[START OF DATA EXCERPTS]

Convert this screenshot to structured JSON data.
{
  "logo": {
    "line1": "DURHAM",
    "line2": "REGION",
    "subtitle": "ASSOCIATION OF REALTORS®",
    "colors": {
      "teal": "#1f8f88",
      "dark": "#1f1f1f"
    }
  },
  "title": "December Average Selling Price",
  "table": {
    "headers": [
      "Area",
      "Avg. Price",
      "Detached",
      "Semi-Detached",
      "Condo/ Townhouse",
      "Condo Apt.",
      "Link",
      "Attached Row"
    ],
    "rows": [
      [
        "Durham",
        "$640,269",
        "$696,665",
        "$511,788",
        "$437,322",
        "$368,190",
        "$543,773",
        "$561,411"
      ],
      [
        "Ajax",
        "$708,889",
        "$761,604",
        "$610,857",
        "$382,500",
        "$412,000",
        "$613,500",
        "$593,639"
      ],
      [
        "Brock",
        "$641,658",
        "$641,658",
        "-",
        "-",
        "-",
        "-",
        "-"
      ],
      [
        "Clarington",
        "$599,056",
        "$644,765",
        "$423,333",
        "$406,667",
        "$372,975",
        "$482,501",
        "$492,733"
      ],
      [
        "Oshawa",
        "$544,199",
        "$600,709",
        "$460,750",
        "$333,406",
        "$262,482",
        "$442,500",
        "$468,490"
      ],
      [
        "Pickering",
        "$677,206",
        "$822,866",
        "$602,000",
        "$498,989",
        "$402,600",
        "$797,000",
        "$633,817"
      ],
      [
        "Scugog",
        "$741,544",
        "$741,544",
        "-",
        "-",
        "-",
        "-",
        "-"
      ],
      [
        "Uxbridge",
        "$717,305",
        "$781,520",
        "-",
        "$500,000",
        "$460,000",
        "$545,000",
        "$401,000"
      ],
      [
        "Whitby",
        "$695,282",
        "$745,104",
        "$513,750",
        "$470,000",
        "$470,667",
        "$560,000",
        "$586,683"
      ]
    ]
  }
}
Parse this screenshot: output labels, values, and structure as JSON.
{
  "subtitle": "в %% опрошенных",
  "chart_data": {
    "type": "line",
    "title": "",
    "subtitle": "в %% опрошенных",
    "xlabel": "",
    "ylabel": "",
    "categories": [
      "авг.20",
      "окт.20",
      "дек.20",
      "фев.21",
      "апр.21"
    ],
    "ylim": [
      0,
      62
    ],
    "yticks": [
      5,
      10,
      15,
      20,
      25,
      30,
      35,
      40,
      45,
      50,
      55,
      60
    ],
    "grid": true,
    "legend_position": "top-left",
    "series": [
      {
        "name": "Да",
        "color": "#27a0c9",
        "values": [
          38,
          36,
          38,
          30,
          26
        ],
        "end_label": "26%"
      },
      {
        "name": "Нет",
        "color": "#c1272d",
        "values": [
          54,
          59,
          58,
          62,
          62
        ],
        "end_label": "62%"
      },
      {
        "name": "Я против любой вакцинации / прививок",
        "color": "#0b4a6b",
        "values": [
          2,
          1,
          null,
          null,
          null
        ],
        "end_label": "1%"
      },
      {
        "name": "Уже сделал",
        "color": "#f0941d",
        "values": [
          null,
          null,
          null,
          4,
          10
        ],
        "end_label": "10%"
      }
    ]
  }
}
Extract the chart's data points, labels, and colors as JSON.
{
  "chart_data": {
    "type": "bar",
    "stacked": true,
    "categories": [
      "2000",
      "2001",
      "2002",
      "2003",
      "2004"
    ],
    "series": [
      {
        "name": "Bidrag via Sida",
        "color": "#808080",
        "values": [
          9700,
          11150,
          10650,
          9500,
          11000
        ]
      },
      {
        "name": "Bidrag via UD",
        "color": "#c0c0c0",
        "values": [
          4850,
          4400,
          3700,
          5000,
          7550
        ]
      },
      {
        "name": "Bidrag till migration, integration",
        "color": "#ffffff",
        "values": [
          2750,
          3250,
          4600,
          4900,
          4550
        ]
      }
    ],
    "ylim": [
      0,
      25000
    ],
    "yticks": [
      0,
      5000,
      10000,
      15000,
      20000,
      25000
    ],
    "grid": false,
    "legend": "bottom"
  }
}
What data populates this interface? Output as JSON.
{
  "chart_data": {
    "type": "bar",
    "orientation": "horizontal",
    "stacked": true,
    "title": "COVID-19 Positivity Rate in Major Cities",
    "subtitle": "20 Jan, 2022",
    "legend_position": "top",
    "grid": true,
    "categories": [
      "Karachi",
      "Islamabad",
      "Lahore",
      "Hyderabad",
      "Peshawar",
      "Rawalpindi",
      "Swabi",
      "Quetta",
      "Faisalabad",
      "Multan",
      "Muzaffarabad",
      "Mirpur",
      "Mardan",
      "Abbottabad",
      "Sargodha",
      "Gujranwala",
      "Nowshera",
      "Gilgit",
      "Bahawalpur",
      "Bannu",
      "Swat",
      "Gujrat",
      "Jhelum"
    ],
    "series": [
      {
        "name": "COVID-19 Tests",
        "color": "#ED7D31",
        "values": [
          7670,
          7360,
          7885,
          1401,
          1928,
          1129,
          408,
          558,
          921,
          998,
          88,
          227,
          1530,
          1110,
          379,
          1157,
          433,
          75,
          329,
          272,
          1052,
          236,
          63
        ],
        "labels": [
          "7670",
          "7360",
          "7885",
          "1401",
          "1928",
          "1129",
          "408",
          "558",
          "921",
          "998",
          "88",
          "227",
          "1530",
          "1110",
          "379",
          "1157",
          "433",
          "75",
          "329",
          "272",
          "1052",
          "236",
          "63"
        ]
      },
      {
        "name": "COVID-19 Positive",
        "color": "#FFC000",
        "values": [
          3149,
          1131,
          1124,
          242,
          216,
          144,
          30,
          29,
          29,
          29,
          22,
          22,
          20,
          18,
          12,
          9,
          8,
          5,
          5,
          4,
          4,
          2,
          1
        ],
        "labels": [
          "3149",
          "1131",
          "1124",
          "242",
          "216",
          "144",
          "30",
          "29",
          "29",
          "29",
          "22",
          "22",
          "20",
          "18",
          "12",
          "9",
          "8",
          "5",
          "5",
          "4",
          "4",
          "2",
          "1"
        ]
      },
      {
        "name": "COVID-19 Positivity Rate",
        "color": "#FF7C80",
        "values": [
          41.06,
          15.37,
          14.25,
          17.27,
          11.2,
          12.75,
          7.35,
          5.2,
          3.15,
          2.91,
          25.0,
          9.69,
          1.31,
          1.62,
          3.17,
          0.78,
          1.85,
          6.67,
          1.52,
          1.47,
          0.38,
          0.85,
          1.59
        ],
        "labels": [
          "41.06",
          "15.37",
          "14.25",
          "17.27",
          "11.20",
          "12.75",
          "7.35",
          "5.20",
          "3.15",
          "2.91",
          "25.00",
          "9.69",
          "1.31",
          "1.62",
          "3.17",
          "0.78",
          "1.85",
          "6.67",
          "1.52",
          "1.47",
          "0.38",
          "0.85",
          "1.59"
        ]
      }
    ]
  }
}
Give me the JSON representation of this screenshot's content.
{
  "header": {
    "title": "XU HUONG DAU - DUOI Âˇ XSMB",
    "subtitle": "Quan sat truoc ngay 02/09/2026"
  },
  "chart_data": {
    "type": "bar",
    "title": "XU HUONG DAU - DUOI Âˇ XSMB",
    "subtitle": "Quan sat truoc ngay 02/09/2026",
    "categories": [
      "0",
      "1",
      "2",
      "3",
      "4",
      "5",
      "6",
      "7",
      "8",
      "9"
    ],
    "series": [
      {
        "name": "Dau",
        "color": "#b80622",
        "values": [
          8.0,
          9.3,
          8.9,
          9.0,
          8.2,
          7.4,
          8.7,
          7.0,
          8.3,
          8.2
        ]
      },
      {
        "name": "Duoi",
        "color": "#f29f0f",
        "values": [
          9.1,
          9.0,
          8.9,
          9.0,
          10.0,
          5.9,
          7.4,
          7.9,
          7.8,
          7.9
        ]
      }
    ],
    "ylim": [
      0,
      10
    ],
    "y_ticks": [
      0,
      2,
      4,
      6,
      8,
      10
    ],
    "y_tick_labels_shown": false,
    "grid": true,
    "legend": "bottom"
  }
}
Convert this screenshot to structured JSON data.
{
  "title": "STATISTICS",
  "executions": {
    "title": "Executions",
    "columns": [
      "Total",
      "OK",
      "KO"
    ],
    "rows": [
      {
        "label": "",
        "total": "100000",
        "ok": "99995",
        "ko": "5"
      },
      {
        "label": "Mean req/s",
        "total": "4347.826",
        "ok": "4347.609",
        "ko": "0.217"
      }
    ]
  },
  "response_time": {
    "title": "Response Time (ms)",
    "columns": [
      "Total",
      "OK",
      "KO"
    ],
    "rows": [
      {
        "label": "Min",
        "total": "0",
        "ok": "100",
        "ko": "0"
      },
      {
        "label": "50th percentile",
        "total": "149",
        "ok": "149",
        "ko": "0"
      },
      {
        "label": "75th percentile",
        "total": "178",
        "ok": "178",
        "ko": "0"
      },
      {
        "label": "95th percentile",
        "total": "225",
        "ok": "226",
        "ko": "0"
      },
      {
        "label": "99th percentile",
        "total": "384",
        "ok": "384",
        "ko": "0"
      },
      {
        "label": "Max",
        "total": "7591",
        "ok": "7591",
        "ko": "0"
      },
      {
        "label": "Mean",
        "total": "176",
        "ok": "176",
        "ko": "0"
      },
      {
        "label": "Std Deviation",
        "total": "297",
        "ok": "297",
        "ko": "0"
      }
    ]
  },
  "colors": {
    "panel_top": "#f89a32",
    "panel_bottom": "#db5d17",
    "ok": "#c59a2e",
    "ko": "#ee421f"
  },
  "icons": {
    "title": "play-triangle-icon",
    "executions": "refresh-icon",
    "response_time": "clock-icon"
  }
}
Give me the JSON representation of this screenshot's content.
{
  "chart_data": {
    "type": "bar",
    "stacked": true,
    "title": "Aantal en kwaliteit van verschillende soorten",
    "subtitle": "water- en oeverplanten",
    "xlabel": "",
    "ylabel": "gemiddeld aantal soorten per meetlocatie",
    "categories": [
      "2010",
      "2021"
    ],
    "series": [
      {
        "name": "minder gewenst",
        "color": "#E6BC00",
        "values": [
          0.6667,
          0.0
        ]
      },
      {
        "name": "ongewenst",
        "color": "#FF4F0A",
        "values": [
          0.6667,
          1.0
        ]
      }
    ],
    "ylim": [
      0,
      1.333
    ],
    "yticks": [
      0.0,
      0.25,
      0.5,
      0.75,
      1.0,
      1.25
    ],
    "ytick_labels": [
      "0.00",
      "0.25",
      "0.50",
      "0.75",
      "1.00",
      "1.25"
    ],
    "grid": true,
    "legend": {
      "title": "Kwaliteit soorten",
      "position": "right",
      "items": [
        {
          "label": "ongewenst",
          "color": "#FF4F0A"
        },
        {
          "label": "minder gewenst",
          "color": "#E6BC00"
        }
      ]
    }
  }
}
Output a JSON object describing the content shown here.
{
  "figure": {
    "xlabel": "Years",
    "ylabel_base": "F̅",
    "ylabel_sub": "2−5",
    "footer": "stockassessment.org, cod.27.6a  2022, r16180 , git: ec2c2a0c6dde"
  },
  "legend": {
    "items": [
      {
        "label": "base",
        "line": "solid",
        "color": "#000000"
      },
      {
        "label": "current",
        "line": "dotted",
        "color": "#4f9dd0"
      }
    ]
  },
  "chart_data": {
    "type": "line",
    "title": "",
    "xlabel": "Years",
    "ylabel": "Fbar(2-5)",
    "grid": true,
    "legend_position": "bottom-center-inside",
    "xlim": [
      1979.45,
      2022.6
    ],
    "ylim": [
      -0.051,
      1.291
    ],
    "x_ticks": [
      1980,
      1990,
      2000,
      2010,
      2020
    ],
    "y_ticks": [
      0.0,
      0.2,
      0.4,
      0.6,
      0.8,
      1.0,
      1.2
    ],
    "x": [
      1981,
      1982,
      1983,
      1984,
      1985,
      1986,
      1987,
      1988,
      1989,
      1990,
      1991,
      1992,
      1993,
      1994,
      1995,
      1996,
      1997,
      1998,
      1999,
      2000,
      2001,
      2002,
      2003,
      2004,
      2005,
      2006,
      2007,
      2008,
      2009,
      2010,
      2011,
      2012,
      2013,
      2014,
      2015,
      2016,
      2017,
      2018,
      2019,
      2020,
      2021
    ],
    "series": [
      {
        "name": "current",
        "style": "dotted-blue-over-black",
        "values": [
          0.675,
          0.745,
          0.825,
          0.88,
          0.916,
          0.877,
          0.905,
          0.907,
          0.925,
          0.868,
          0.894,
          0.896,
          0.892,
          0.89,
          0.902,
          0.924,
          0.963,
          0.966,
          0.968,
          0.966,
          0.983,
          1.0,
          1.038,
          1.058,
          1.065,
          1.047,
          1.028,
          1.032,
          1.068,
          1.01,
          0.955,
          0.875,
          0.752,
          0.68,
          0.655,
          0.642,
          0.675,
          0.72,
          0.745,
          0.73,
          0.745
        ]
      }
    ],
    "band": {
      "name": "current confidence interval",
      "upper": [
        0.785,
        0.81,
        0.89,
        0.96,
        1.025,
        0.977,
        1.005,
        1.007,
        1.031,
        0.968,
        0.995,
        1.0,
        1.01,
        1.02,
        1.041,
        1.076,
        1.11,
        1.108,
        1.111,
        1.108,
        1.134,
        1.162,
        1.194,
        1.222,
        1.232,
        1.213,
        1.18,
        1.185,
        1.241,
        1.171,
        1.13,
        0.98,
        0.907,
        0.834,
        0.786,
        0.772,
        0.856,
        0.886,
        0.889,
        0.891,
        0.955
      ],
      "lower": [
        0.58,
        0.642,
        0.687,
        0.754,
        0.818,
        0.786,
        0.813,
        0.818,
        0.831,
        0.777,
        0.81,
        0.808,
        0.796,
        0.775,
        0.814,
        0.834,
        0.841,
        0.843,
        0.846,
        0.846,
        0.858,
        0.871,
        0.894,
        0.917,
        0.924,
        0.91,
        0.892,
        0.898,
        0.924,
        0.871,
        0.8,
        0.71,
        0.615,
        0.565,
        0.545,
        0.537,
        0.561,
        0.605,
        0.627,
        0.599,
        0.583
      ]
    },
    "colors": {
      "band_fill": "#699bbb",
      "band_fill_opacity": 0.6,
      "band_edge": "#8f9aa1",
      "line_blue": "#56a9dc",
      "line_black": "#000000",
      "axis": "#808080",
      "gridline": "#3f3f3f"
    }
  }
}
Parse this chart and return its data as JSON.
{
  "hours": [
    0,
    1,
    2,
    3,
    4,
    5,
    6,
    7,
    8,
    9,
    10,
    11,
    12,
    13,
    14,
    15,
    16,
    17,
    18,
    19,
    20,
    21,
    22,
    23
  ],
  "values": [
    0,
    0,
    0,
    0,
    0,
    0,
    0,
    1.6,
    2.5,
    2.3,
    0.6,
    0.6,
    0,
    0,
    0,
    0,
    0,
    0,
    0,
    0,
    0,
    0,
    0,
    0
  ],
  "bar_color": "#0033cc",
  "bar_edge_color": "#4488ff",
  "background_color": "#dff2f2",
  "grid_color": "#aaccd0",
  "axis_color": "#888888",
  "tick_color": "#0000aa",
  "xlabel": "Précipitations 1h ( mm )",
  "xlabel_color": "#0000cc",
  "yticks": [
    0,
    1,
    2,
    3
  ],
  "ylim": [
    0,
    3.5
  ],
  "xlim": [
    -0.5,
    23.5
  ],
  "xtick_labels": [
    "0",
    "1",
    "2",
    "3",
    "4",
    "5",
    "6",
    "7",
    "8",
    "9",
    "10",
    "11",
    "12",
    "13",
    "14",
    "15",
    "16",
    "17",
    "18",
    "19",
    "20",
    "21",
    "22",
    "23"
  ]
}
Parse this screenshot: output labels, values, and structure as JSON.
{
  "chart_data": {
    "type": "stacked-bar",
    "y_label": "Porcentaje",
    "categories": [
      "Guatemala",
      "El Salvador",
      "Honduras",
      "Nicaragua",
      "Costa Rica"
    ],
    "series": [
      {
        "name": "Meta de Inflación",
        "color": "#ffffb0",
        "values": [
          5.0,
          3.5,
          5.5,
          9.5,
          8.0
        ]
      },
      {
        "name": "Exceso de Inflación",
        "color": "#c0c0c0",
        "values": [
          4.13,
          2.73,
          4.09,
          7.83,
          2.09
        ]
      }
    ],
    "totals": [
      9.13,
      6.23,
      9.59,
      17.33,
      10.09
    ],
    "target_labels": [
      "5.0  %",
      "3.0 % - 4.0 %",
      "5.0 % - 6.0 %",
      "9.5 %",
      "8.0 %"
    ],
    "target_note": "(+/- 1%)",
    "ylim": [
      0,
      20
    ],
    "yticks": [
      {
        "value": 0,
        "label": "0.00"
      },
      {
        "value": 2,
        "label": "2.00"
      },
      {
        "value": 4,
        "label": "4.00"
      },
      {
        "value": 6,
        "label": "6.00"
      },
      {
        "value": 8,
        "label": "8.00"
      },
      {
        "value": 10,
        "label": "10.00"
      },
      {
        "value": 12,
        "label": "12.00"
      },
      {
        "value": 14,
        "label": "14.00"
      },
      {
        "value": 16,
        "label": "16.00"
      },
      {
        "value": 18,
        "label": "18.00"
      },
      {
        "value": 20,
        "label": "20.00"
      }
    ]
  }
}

[END OF DATA EXCERPTS]

Your task is to gather all lines from the entries above that hold the word "опрошенных".

**SOLUTION TO THIS TASK**.
  "subtitle": "в %% опрошенных",
    "subtitle": "в %% опрошенных",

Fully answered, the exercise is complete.